* [ПРЕДОСТАВЛЕННЫЙ ОТРЫВОК]:
↓↓↓

Скрябин взял из этого новоевропейского индивидуализма все самое крайнее, все самое невозможное и фантастическое. Скрябин сделал все, какие только возможны, выводы из этой философии, дошел до крайнего солипсизма, обожествления своего «я», до помещения в него всего мира, всей истории и всего бытия. Я не знаю философа, который бы в такой мере и так безбоязненно защищал психологизм в субъективизме. У Скрябина обожествлено каждое психическое состояние, лишь бы только можно было сказать, что оно в какой–нибудь мере выражает ту или другую функцию «я». Можно бессознательно доходить до крайнего психологического солипсизма, можно бессознательно вносить категорию внешнего мира как особого бытия наряду с субъективизмом. Но в такой мере сознательно, как у Скрябина, никто и никогда не соединил крайнего психологизма с крайним солипсизмом, крайнего теоретического солипсизма с чудовищным практически–мистическим чувством своего Я и его глубин. В недра этого субъективно–психологического Я Скрябин перенес все то соединение языческого космизма с христианским историзмом, и получилась небывалая система языческого христиански–солипсистического атеизма. Никто так громко и смело не называл себя Богом. «Сверхчеловечество» Ницше меркнет и кажется перед скрябинским индивидуализмом недостаточно солидным. Правда, Л. Л. Сабанеев сообщает, что в самом конце своей жизни Скрябин проповедовал уже другое Я и даже сам называл свой индивидуализм соборностью. Но это, конечно, только начало нового периода в творчестве; то же, что нам известно, есть исключительный солипсизм, хотя и в такой мере мистический, что ему позавидует любая религиозно–философская система. В этом солипсизме нет противоречия с космизмом и универсализмом, о которых мы уже не раз говорили. Само «я» — космично и универсально; в нем все Божество и весь мир — с космосом и хаосом. В обожествлении своего «я» Скрябин перешел всякие мыслимые пределы. Еще можно кое–как понять обожествление и мистическое оправдание Я у Фихте; понятно кое–как, что «трансцендентальный субъект» современной философии можно возвести в какой–нибудь религиозный принцип. Но чтобы божествен стал каждый мой порыв и позыв, каждое мое хотение и стремление, — это невероятно и чудовищно. Скрябин с особенной силой и аффектацией произносит страшные слова: «Я — Бог». Тут предел западноевропейского индивидуализма

и торжество его логики: раз нет ничего, кроме меня, то я и есмь настоящий Бог. Этот вывод не делает большинство субъективистических систем — быть может, потому, что им не хватало мистических ощущений вообще. Но представьте себе такого индивидуалиста и субъективиста религиозным — у него не получится никакой религии, кроме самообожествления. И вот Скрябин — ярчайшее выражение западной философии и мистики, логическое завершение западного миросозерцания, безбоязненное и дерзкое выявление всех его недоговоренностей и возможностей. Вот почему стоило изучить и изложить Скрябина, хотя тема о нем — далека от наших академических, университетских тем и нашего исторического горизонта. Как говорил мне Л. Л. Сабанеев, Скрябин жалел, что не мог привесить колокола к небесам для исполнения его Мистерии, и свое рождение 25 декабря не в шутку сопоставлял с Рождеством Христовым, видя в себе нового Мессию и нового Бога, который спасет людей. Так и должны рассуждать люди новейшей культуры, если хотят действительно эту культуру строить и верить в нее.

↑↑↑

* [ЗАДАНИЕ A]: Выберите из записей все строки, где встречается слово «button», и перепишите их.
Отрывок и записи между собой не связаны.

(Строки из набора данных о разметке)
↓↓↓

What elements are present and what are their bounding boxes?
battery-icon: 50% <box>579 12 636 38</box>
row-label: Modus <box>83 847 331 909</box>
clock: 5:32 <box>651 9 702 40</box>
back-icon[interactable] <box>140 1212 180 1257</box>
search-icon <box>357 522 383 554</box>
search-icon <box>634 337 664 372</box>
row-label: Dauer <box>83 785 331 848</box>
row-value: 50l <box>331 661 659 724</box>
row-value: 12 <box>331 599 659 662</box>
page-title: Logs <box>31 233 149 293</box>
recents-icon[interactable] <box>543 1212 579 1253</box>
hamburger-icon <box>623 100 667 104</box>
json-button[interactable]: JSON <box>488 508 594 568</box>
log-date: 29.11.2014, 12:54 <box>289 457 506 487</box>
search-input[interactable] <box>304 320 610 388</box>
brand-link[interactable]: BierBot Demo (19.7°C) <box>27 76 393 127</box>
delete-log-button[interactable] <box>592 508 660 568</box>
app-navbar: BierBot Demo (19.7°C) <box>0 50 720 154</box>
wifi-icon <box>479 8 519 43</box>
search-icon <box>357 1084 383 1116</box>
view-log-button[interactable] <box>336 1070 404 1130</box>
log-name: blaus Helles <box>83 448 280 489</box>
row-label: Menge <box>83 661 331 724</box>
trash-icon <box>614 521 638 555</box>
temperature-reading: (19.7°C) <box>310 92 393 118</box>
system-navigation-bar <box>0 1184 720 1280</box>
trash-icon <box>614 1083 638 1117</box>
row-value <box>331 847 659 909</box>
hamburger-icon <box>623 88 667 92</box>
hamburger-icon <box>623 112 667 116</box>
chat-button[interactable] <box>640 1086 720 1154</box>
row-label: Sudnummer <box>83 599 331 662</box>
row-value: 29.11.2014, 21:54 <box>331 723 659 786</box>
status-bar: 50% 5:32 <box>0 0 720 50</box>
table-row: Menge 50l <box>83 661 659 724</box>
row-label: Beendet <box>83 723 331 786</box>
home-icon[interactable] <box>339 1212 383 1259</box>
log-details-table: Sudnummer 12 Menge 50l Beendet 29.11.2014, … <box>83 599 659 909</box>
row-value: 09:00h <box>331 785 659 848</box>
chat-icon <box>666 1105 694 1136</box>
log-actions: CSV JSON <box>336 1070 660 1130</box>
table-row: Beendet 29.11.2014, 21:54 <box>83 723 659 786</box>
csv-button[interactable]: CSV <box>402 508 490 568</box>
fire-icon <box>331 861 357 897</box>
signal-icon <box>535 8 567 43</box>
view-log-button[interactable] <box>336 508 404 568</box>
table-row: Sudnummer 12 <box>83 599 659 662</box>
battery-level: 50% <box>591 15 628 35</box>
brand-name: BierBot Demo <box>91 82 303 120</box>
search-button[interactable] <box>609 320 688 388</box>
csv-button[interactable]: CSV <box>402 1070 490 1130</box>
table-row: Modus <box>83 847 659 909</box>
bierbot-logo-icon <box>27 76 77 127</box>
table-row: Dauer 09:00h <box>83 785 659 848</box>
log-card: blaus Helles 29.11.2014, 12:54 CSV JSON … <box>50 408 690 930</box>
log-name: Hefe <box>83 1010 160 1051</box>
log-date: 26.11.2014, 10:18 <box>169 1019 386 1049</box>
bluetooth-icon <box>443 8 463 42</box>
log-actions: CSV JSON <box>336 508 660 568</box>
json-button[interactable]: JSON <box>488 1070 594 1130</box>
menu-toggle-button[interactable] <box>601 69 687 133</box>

↑↑↑

* [ЗАДАНИЕ B]: Кратко изложите в виде списка абзац отрывка от слов «Скрябин взял из этого новоевропейского индивидуализма» до слов «верить в нее», сохранив его главные мысли.

* [ПОЛНЫЙ ОТВЕТ A]:
json-button[interactable]: JSON <box>488 508 594 568</box>
delete-log-button[interactable] <box>592 508 660 568</box>
view-log-button[interactable] <box>336 1070 404 1130</box>
chat-button[interactable] <box>640 1086 720 1154</box>
csv-button[interactable]: CSV <box>402 508 490 568</box>
view-log-button[interactable] <box>336 508 404 568</box>
search-button[interactable] <box>609 320 688 388</box>
csv-button[interactable]: CSV <box>402 1070 490 1130</box>
json-button[interactable]: JSON <box>488 1070 594 1130</box>
menu-toggle-button[interactable] <box>601 69 687 133</box>

* [ПОЛНЫЙ ОТВЕТ B]:
- Скрябин взял из новоевропейского индивидуализма все самое крайнее. Он дошел до крайнего солипсизма и обожествления своего «я», поместив в него весь мир, всю историю и все бытие.
- Автор не знает философа, который так безбоязненно защищал бы психологизм в субъективизме. У Скрябина обожествлено каждое психическое состояние.
- Никто так сознательно не соединял крайний психологизм с крайним солипсизмом. Перенеся в свое Я соединение языческого космизма с христианским историзмом, Скрябин создал систему языческого христиански-солипсистического атеизма.
- Никто так громко и смело не называл себя Богом, и «сверхчеловечество» Ницше рядом с этим меркнет.
- По сообщению Л. Л. Сабанеева, в конце жизни Скрябин проповедовал другое Я и называл свой индивидуализм соборностью. Автор считает это лишь началом нового периода.
- Этот солипсизм не противоречит космизму и универсализму, поскольку само «я» космично и универсально.
- Обожествление Я у Фихте еще можно понять. Но божественность каждого порыва и хотения невероятна. Слова Скрябина «Я — Бог» означают предел западноевропейского индивидуализма и торжество его логики.
- Большинство субъективистических систем не делает такого вывода, возможно из-за нехватки мистических ощущений. У религиозного субъективиста не получится никакой религии, кроме самообожествления.
- Скрябин — ярчайшее выражение и логическое завершение западной философии и мистики. Поэтому его стоило изучить, хотя эта тема далека от академических.
- По словам Сабанеева, Скрябин жалел, что не мог привесить колокола к небесам для исполнения своей Мистерии. Свое рождение 25 декабря он сопоставлял с Рождеством Христовым, видя в себе нового Мессию и нового Бога.
- Так и должны рассуждать люди новейшей культуры, если хотят эту культуру строить и верить в нее.